→ Document extract
=-=-=-=-=
P. Wagner, D. L. Officer and M. Kubicki

Abstract top

In the crystal structure of the title compound, C21H13NS3, one of the terminal thiophene rings is disordered in approximately a 3:1 ratio of components, and the disorder is of the flip type. The terthiophene units are far from coplanarity, in contrast to terthiophene itself. The conformation might be described, for the unit of greater occupancy, as quasi-cis [the S-C-C-S torsion angle is 41.1 (5)°] quasi-trans [the S-C-C-S torsion angle is -140.1 (4)°], and for the less-occupied part as quasi-cis-quasi-cis [35.7 (6)°]. The dihedral angle between the terminal ring planes is as high as 71.7 (2)°. The central C-C=C-C group is almost planar [maximum deviation of 0.027 (3) Å] and it is approximately equally twisted with respect to both the central thiophene and the phenyl ring planes [26.5 (4) and 23.5 (7)°, respectively]. The crystal packing is determined by van der Waals interactions, and some weak C-H...N and C-H...[pi] relatively short directional contacts.

Comment top

Oligo- and polythiophenes, potentially applicable as sollar cells, light-emitting diodes or NLO materials (Skotheim & Reynolds, 2007) are widely studied due to their good chemical stability in both oxidized and reduced states, and to relatively easy functionalization of the monomers whether thiophene, bithiophene, or terthiophene (for example: Roncali, 1999; Grant & Officer, 2005 and references therein).

Recently we have proposed an alternative approach to the formation of regioregular styryl-functionalized oligo- and polythiophenes (for example, Collis et al., 2003; Grant & Officer, 2005). We have demonstrated that the styryl functionality can control oligomer regioregularity and provides advantages in some applications. However styrylterthiophenes largely form dimers on oxidative polymerization as a result of "polaron trapping" (Clarke et al., 2007).
=-=-=-=-=
→ The task
Reproduce the terthiophene text word for word, beginning at "Comment top" and stopping after "and references therein).". You won't need the records.
=-=-=-=-=
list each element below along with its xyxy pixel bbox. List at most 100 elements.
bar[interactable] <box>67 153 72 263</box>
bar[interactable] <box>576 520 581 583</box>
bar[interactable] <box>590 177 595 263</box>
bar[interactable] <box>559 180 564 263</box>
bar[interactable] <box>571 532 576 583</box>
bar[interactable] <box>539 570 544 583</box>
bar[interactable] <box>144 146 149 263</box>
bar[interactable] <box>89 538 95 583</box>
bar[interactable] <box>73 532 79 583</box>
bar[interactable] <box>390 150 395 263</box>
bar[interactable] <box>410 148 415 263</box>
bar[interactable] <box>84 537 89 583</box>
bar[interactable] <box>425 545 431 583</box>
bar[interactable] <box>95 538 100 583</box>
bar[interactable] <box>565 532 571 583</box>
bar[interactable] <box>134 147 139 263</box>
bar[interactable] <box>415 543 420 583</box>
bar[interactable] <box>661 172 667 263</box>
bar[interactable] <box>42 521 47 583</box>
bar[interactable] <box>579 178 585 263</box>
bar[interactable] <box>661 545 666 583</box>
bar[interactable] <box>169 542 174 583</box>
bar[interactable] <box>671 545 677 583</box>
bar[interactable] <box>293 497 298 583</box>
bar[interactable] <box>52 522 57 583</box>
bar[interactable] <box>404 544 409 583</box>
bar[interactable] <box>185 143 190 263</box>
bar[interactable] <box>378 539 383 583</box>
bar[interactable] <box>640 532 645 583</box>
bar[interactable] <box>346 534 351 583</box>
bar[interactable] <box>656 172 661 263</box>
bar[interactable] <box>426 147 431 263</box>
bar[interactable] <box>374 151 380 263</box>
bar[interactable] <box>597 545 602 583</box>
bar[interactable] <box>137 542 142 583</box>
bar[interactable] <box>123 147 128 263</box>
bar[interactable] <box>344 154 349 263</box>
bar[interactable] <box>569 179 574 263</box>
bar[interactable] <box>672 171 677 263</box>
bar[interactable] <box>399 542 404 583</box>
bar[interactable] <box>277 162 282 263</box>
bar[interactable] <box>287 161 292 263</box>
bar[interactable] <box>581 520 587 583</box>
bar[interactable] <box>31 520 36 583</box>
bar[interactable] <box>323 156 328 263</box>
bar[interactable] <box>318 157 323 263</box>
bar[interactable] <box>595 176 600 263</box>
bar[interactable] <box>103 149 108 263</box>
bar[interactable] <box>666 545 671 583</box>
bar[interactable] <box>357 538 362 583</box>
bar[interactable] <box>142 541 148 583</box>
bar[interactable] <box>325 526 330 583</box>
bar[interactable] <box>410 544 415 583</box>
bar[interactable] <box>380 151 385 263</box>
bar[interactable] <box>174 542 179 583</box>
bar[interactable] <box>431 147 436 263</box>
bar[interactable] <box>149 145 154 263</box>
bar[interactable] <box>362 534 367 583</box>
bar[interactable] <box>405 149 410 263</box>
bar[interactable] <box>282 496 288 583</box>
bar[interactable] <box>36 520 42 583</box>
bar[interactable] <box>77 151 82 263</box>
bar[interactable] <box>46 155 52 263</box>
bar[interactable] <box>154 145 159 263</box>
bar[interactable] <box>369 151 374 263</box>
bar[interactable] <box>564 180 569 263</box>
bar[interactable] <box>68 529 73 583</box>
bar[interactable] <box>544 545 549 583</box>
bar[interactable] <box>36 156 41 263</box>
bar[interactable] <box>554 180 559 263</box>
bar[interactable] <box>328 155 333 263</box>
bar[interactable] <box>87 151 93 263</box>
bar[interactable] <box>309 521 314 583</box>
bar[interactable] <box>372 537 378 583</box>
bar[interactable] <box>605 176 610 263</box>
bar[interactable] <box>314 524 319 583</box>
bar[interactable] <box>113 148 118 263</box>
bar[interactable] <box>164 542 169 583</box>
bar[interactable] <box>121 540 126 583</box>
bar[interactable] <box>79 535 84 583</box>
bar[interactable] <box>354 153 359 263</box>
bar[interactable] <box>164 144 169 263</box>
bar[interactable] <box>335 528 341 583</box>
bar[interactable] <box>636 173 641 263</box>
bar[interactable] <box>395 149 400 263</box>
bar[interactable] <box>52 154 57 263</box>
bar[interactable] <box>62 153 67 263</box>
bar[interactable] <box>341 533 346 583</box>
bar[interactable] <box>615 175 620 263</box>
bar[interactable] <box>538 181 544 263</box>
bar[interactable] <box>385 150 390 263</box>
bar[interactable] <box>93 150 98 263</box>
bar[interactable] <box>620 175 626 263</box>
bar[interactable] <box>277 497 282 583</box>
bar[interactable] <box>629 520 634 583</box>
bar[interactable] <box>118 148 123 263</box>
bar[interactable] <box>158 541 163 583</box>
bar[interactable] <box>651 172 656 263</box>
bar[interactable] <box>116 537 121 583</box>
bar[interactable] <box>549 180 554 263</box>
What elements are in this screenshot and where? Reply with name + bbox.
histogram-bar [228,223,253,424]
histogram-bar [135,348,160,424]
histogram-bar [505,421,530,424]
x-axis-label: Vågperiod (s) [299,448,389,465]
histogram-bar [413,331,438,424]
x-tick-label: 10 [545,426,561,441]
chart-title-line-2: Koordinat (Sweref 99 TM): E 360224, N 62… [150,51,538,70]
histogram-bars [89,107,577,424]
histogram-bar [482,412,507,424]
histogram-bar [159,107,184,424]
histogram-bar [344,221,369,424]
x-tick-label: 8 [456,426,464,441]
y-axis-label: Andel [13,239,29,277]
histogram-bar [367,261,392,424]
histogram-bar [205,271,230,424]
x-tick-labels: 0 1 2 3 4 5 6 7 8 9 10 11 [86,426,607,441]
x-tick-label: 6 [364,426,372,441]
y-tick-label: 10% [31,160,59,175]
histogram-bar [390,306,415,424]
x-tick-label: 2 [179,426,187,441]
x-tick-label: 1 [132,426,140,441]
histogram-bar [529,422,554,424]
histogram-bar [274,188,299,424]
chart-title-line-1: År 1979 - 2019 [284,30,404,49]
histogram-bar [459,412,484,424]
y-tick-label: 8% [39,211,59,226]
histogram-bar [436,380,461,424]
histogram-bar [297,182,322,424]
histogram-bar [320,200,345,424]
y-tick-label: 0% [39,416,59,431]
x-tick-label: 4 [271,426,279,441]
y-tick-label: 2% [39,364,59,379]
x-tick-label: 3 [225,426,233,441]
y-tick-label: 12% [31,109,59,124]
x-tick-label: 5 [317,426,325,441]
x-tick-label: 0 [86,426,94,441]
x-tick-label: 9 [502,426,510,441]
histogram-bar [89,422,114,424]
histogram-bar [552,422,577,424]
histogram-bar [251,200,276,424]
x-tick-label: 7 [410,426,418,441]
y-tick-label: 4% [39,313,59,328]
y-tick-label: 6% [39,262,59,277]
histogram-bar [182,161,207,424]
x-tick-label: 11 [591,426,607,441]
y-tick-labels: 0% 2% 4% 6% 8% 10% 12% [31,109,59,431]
=-=-=-=-=
→ Expected output
Comment top

Oligo- and polythiophenes, potentially applicable as sollar cells, light-emitting diodes or NLO materials (Skotheim & Reynolds, 2007) are widely studied due to their good chemical stability in both oxidized and reduced states, and to relatively easy functionalization of the monomers whether thiophene, bithiophene, or terthiophene (for example: Roncali, 1999; Grant & Officer, 2005 and references therein).